Quote each record exactly, please, leaving none out.

| MATERIAL FOR THE TASK |
-------------------------

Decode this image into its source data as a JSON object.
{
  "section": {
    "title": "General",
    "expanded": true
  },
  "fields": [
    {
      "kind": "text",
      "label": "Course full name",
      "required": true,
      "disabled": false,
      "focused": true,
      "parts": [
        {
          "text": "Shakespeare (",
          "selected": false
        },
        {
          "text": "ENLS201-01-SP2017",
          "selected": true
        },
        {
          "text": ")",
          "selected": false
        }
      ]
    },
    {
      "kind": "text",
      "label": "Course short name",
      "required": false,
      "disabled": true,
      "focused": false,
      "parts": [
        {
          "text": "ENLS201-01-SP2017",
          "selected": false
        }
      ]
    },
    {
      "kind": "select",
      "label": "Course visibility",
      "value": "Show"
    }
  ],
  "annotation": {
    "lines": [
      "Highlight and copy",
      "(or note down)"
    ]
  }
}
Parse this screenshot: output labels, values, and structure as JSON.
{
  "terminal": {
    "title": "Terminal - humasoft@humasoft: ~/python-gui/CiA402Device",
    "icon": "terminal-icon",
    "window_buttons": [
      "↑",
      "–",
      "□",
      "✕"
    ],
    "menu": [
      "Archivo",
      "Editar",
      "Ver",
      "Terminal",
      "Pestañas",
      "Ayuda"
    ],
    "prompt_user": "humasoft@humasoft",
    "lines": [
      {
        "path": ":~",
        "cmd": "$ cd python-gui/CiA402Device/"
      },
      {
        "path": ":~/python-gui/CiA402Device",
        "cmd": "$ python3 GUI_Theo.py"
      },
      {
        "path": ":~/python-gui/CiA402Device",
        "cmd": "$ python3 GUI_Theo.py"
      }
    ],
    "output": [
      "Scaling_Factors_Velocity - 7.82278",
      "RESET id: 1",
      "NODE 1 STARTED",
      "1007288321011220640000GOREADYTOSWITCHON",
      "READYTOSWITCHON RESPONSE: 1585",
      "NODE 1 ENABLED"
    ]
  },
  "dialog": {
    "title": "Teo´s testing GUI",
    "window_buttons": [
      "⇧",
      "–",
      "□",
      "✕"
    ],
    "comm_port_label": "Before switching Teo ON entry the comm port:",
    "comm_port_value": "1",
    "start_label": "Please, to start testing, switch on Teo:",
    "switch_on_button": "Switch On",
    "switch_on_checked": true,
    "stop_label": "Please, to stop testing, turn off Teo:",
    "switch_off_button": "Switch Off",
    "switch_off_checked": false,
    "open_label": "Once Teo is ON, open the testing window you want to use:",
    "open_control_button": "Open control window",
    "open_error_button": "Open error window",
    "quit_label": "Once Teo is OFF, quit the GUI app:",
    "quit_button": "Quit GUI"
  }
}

-------------------------

| COMPLETE RESPONSE |
Decode this image into its source data as a JSON object.
{
  "section": {
    "title": "General",
    "expanded": true
  },
  "fields": [
    {
      "kind": "text",
      "label": "Course full name",
      "required": true,
      "disabled": false,
      "focused": true,
      "parts": [
        {
          "text": "Shakespeare (",
          "selected": false
        },
        {
          "text": "ENLS201-01-SP2017",
          "selected": true
        },
        {
          "text": ")",
          "selected": false
        }
      ]
    },
    {
      "kind": "text",
      "label": "Course short name",
      "required": false,
      "disabled": true,
      "focused": false,
      "parts": [
        {
          "text": "ENLS201-01-SP2017",
          "selected": false
        }
      ]
    },
    {
      "kind": "select",
      "label": "Course visibility",
      "value": "Show"
    }
  ],
  "annotation": {
    "lines": [
      "Highlight and copy",
      "(or note down)"
    ]
  }
}
Parse this screenshot: output labels, values, and structure as JSON.
{
  "terminal": {
    "title": "Terminal - humasoft@humasoft: ~/python-gui/CiA402Device",
    "icon": "terminal-icon",
    "window_buttons": [
      "↑",
      "–",
      "□",
      "✕"
    ],
    "menu": [
      "Archivo",
      "Editar",
      "Ver",
      "Terminal",
      "Pestañas",
      "Ayuda"
    ],
    "prompt_user": "humasoft@humasoft",
    "lines": [
      {
        "path": ":~",
        "cmd": "$ cd python-gui/CiA402Device/"
      },
      {
        "path": ":~/python-gui/CiA402Device",
        "cmd": "$ python3 GUI_Theo.py"
      },
      {
        "path": ":~/python-gui/CiA402Device",
        "cmd": "$ python3 GUI_Theo.py"
      }
    ],
    "output": [
      "Scaling_Factors_Velocity - 7.82278",
      "RESET id: 1",
      "NODE 1 STARTED",
      "1007288321011220640000GOREADYTOSWITCHON",
      "READYTOSWITCHON RESPONSE: 1585",
      "NODE 1 ENABLED"
    ]
  },
  "dialog": {
    "title": "Teo´s testing GUI",
    "window_buttons": [
      "⇧",
      "–",
      "□",
      "✕"
    ],
    "comm_port_label": "Before switching Teo ON entry the comm port:",
    "comm_port_value": "1",
    "start_label": "Please, to start testing, switch on Teo:",
    "switch_on_button": "Switch On",
    "switch_on_checked": true,
    "stop_label": "Please, to stop testing, turn off Teo:",
    "switch_off_button": "Switch Off",
    "switch_off_checked": false,
    "open_label": "Once Teo is ON, open the testing window you want to use:",
    "open_control_button": "Open control window",
    "open_error_button": "Open error window",
    "quit_label": "Once Teo is OFF, quit the GUI app:",
    "quit_button": "Quit GUI"
  }
}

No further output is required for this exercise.